◆ **GIVEN TASK**
Check every line for the word "value" and state how many lines have it. Reply with the number alone.

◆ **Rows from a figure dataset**
________________

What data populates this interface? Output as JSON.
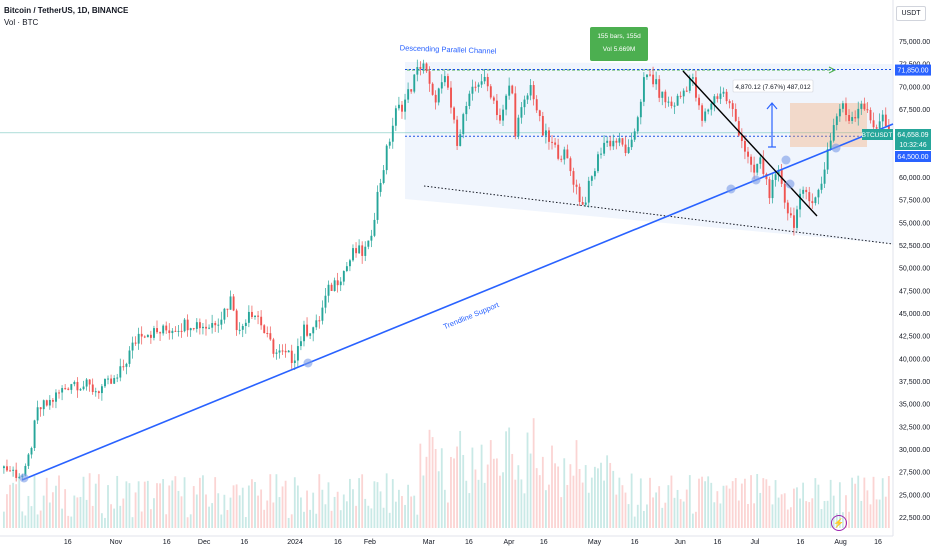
{
  "header": {
    "symbol": "Bitcoin / TetherUS, 1D, BINANCE",
    "volume": "Vol · BTC"
  },
  "axis_unit": "USDT",
  "chart_data": {
    "type": "candlestick",
    "x_tick_labels": [
      "16",
      "Nov",
      "16",
      "Dec",
      "16",
      "2024",
      "16",
      "Feb",
      "Mar",
      "16",
      "Apr",
      "16",
      "May",
      "16",
      "Jun",
      "16",
      "Jul",
      "16",
      "Aug",
      "16"
    ],
    "y_tick_labels": [
      "22,500.00",
      "25,000.00",
      "27,500.00",
      "30,000.00",
      "32,500.00",
      "35,000.00",
      "37,500.00",
      "40,000.00",
      "42,500.00",
      "45,000.00",
      "47,500.00",
      "50,000.00",
      "52,500.00",
      "55,000.00",
      "57,500.00",
      "60,000.00",
      "62,500.00",
      "65,000.00",
      "67,500.00",
      "70,000.00",
      "72,500.00",
      "75,000.00"
    ],
    "ylim": [
      21500,
      77000
    ],
    "price_labels": {
      "level_high": {
        "text": "71,850.00",
        "value": 71850
      },
      "current": {
        "symbol": "BTCUSDT",
        "price": "64,658.09",
        "countdown": "10:32:46",
        "value": 64658
      },
      "level_support": {
        "text": "64,500.00",
        "value": 64500
      }
    },
    "annotations": {
      "channel": "Descending Parallel Channel",
      "trendline": "Trendline Support",
      "range_line1": "155 bars, 155d",
      "range_line2": "Vol 5.669M",
      "measure": "4,870.12 (7.67%) 487,012"
    },
    "price_path": [
      [
        0,
        28000
      ],
      [
        6,
        26900
      ],
      [
        7,
        28500
      ],
      [
        10,
        34300
      ],
      [
        13,
        35000
      ],
      [
        20,
        37500
      ],
      [
        27,
        36500
      ],
      [
        33,
        37500
      ],
      [
        40,
        43000
      ],
      [
        45,
        42800
      ],
      [
        55,
        44000
      ],
      [
        60,
        43500
      ],
      [
        64,
        44800
      ],
      [
        67,
        46800
      ],
      [
        69,
        42500
      ],
      [
        72,
        45500
      ],
      [
        75,
        44500
      ],
      [
        77,
        42300
      ],
      [
        80,
        40600
      ],
      [
        85,
        40000
      ],
      [
        88,
        43000
      ],
      [
        92,
        43600
      ],
      [
        95,
        47200
      ],
      [
        97,
        48300
      ],
      [
        100,
        49700
      ],
      [
        103,
        51800
      ],
      [
        105,
        51600
      ],
      [
        107,
        52100
      ],
      [
        110,
        58500
      ],
      [
        112,
        62000
      ],
      [
        115,
        67000
      ],
      [
        118,
        68500
      ],
      [
        123,
        73000
      ],
      [
        126,
        68400
      ],
      [
        130,
        70700
      ],
      [
        133,
        64000
      ],
      [
        136,
        68000
      ],
      [
        140,
        71000
      ],
      [
        143,
        69500
      ],
      [
        146,
        66000
      ],
      [
        149,
        71000
      ],
      [
        150,
        65000
      ],
      [
        155,
        70200
      ],
      [
        158,
        65000
      ],
      [
        162,
        63000
      ],
      [
        165,
        62300
      ],
      [
        170,
        56800
      ],
      [
        172,
        59000
      ],
      [
        176,
        63800
      ],
      [
        180,
        64000
      ],
      [
        184,
        62500
      ],
      [
        186,
        66500
      ],
      [
        188,
        70500
      ],
      [
        190,
        71200
      ],
      [
        193,
        69000
      ],
      [
        196,
        67800
      ],
      [
        199,
        69000
      ],
      [
        202,
        71200
      ],
      [
        205,
        66000
      ],
      [
        208,
        68500
      ],
      [
        211,
        69500
      ],
      [
        214,
        67300
      ],
      [
        217,
        64000
      ],
      [
        220,
        60000
      ],
      [
        222,
        62000
      ],
      [
        225,
        58300
      ],
      [
        228,
        60500
      ],
      [
        230,
        56500
      ],
      [
        232,
        55000
      ],
      [
        234,
        57500
      ],
      [
        236,
        58500
      ],
      [
        238,
        57200
      ],
      [
        240,
        59000
      ],
      [
        242,
        63000
      ],
      [
        244,
        66000
      ],
      [
        246,
        68000
      ],
      [
        248,
        66500
      ],
      [
        250,
        67000
      ],
      [
        252,
        68500
      ],
      [
        254,
        66500
      ],
      [
        256,
        65500
      ],
      [
        258,
        66800
      ],
      [
        260,
        64600
      ]
    ]
  }
}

________________

◆ **THE SOLUTION**
3